» Stated exercise
Copy out every line of the records below, keeping each one identical to its original.

» Raw data
——
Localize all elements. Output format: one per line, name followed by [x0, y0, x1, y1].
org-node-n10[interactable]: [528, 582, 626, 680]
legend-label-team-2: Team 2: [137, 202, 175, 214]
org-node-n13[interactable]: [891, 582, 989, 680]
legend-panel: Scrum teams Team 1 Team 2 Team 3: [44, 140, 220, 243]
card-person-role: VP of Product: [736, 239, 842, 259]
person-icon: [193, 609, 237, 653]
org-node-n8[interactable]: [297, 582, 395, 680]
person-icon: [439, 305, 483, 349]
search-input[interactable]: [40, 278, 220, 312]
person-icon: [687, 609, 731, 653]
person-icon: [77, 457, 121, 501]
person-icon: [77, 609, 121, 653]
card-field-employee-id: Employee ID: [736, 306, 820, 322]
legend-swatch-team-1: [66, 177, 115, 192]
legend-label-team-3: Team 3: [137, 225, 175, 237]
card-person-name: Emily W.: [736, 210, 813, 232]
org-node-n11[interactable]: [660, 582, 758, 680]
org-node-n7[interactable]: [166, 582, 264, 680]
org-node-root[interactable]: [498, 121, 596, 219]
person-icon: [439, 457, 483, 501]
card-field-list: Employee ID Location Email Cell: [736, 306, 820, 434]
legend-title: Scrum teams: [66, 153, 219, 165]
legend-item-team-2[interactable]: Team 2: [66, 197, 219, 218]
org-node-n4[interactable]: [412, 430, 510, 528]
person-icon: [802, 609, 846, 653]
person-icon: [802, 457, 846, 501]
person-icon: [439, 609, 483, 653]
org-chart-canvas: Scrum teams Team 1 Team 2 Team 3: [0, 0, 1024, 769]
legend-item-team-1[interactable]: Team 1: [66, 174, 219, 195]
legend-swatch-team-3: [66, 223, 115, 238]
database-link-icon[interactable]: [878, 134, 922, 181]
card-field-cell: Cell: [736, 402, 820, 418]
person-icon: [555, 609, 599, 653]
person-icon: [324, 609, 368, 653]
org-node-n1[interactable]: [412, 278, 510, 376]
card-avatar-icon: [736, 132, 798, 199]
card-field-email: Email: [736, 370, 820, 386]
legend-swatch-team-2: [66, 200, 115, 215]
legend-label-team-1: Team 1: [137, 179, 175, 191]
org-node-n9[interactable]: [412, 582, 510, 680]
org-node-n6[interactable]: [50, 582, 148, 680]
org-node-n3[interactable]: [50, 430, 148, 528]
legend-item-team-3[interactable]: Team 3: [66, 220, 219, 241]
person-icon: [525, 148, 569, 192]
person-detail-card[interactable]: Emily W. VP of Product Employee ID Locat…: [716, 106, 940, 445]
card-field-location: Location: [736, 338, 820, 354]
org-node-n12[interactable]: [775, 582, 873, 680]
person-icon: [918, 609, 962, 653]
——
» Exercise result
Localize all elements. Output format: one per line, name followed by [x0, y0, x1, y1].
org-node-n10[interactable]: [528, 582, 626, 680]
legend-label-team-2: Team 2: [137, 202, 175, 214]
org-node-n13[interactable]: [891, 582, 989, 680]
legend-panel: Scrum teams Team 1 Team 2 Team 3: [44, 140, 220, 243]
card-person-role: VP of Product: [736, 239, 842, 259]
person-icon: [193, 609, 237, 653]
org-node-n8[interactable]: [297, 582, 395, 680]
person-icon: [439, 305, 483, 349]
search-input[interactable]: [40, 278, 220, 312]
person-icon: [687, 609, 731, 653]
person-icon: [77, 457, 121, 501]
person-icon: [77, 609, 121, 653]
card-field-employee-id: Employee ID: [736, 306, 820, 322]
legend-swatch-team-1: [66, 177, 115, 192]
legend-label-team-3: Team 3: [137, 225, 175, 237]
card-person-name: Emily W.: [736, 210, 813, 232]
org-node-n11[interactable]: [660, 582, 758, 680]
org-node-n7[interactable]: [166, 582, 264, 680]
org-node-root[interactable]: [498, 121, 596, 219]
person-icon: [439, 457, 483, 501]
card-field-list: Employee ID Location Email Cell: [736, 306, 820, 434]
legend-title: Scrum teams: [66, 153, 219, 165]
legend-item-team-2[interactable]: Team 2: [66, 197, 219, 218]
org-node-n4[interactable]: [412, 430, 510, 528]
person-icon: [802, 609, 846, 653]
person-icon: [802, 457, 846, 501]
person-icon: [439, 609, 483, 653]
org-chart-canvas: Scrum teams Team 1 Team 2 Team 3: [0, 0, 1024, 769]
legend-item-team-1[interactable]: Team 1: [66, 174, 219, 195]
legend-swatch-team-3: [66, 223, 115, 238]
database-link-icon[interactable]: [878, 134, 922, 181]
card-field-cell: Cell: [736, 402, 820, 418]
person-icon: [555, 609, 599, 653]
person-icon: [324, 609, 368, 653]
org-node-n1[interactable]: [412, 278, 510, 376]
card-avatar-icon: [736, 132, 798, 199]
card-field-email: Email: [736, 370, 820, 386]
legend-swatch-team-2: [66, 200, 115, 215]
legend-label-team-1: Team 1: [137, 179, 175, 191]
org-node-n9[interactable]: [412, 582, 510, 680]
org-node-n6[interactable]: [50, 582, 148, 680]
org-node-n3[interactable]: [50, 430, 148, 528]
legend-item-team-3[interactable]: Team 3: [66, 220, 219, 241]
person-icon: [525, 148, 569, 192]
person-detail-card[interactable]: Emily W. VP of Product Employee ID Locat…: [716, 106, 940, 445]
card-field-location: Location: [736, 338, 820, 354]
org-node-n12[interactable]: [775, 582, 873, 680]
person-icon: [918, 609, 962, 653]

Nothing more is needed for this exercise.